Start Records provided

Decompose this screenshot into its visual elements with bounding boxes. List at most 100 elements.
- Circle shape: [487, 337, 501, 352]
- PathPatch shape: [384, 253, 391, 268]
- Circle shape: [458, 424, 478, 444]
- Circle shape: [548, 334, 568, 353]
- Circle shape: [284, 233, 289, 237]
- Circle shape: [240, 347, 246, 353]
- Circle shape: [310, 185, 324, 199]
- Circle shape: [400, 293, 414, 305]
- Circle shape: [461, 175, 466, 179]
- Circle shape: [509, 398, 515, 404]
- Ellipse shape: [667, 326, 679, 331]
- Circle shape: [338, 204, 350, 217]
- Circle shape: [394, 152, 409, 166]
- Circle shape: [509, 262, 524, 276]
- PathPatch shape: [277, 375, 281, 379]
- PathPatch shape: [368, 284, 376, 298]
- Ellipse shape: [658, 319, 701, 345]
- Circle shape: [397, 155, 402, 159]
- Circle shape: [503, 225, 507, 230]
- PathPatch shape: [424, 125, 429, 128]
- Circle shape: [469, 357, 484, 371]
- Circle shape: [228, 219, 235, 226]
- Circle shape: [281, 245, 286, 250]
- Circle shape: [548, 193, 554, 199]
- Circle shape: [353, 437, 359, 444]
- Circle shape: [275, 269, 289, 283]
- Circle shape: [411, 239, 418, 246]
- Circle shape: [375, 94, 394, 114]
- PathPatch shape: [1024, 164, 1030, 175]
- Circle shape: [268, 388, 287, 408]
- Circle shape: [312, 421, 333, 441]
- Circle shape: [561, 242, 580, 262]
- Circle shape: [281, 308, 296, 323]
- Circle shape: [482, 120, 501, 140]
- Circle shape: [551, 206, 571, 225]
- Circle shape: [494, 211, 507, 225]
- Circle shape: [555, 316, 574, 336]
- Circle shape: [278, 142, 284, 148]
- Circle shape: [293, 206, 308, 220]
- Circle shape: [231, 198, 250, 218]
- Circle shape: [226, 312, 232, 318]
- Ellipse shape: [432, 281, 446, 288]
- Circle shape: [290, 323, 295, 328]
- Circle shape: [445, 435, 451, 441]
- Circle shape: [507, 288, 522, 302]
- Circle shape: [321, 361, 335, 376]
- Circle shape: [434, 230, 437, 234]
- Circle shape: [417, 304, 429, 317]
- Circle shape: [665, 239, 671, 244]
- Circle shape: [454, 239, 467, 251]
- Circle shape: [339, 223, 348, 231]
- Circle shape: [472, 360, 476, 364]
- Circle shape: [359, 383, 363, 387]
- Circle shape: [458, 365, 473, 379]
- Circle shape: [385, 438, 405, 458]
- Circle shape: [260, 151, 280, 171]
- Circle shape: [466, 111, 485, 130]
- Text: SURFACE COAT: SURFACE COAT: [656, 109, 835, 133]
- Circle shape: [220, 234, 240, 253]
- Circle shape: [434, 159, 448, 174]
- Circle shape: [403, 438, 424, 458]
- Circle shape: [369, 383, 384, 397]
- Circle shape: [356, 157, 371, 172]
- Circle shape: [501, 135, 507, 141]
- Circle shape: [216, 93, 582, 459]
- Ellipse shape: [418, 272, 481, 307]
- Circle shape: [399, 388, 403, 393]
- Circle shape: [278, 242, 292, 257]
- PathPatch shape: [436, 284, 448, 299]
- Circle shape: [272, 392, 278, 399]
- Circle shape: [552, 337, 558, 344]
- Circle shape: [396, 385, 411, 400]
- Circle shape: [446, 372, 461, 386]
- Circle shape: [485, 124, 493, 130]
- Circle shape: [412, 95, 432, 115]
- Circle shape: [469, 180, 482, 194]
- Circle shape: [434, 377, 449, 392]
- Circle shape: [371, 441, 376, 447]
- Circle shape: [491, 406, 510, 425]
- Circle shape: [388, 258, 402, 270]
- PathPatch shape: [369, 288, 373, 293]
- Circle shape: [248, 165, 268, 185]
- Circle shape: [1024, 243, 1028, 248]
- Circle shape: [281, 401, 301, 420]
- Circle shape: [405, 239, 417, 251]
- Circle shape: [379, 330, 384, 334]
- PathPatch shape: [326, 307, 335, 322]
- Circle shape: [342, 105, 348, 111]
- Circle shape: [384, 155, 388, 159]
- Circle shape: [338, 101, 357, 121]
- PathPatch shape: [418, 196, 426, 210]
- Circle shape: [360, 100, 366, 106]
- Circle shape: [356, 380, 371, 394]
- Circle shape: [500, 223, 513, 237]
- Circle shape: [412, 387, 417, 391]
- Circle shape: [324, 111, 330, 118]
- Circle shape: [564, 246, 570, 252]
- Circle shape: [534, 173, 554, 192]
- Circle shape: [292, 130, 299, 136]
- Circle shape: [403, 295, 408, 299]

End Records provided

What you should do:
Could you repeat the material verbatim, from its first line down to and including the line with "- Circle shape: [275, 269, 289, 283]"?

Solution to the exercise:
Decompose this screenshot into its visual elements with bounding boxes. List at most 100 elements.
- Circle shape: [487, 337, 501, 352]
- PathPatch shape: [384, 253, 391, 268]
- Circle shape: [458, 424, 478, 444]
- Circle shape: [548, 334, 568, 353]
- Circle shape: [284, 233, 289, 237]
- Circle shape: [240, 347, 246, 353]
- Circle shape: [310, 185, 324, 199]
- Circle shape: [400, 293, 414, 305]
- Circle shape: [461, 175, 466, 179]
- Circle shape: [509, 398, 515, 404]
- Ellipse shape: [667, 326, 679, 331]
- Circle shape: [338, 204, 350, 217]
- Circle shape: [394, 152, 409, 166]
- Circle shape: [509, 262, 524, 276]
- PathPatch shape: [277, 375, 281, 379]
- PathPatch shape: [368, 284, 376, 298]
- Ellipse shape: [658, 319, 701, 345]
- Circle shape: [397, 155, 402, 159]
- Circle shape: [503, 225, 507, 230]
- PathPatch shape: [424, 125, 429, 128]
- Circle shape: [469, 357, 484, 371]
- Circle shape: [228, 219, 235, 226]
- Circle shape: [281, 245, 286, 250]
- Circle shape: [548, 193, 554, 199]
- Circle shape: [353, 437, 359, 444]
- Circle shape: [275, 269, 289, 283]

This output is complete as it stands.